**INSTRUCTION**
Would you retype all of these records exactly?

---------------

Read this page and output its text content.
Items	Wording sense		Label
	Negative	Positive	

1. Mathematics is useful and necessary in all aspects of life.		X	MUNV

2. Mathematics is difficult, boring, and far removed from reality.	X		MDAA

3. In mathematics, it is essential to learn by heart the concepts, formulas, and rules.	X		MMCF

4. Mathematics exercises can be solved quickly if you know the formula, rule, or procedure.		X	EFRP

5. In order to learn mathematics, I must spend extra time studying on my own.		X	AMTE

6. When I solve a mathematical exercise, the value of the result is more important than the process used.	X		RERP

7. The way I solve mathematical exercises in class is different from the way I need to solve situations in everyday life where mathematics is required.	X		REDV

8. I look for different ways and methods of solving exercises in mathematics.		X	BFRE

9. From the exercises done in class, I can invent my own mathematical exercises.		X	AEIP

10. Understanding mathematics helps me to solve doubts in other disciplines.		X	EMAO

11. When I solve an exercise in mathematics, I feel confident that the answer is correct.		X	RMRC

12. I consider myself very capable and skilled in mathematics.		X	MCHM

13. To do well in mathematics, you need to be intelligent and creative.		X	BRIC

---------------

**FINISHED EXERCISE**
Read this page and output its text content.
Items	Wording sense		Label
	Negative	Positive	

1. Mathematics is useful and necessary in all aspects of life.		X	MUNV

2. Mathematics is difficult, boring, and far removed from reality.	X		MDAA

3. In mathematics, it is essential to learn by heart the concepts, formulas, and rules.	X		MMCF

4. Mathematics exercises can be solved quickly if you know the formula, rule, or procedure.		X	EFRP

5. In order to learn mathematics, I must spend extra time studying on my own.		X	AMTE

6. When I solve a mathematical exercise, the value of the result is more important than the process used.	X		RERP

7. The way I solve mathematical exercises in class is different from the way I need to solve situations in everyday life where mathematics is required.	X		REDV

8. I look for different ways and methods of solving exercises in mathematics.		X	BFRE

9. From the exercises done in class, I can invent my own mathematical exercises.		X	AEIP

10. Understanding mathematics helps me to solve doubts in other disciplines.		X	EMAO

11. When I solve an exercise in mathematics, I feel confident that the answer is correct.		X	RMRC

12. I consider myself very capable and skilled in mathematics.		X	MCHM

13. To do well in mathematics, you need to be intelligent and creative.		X	BRIC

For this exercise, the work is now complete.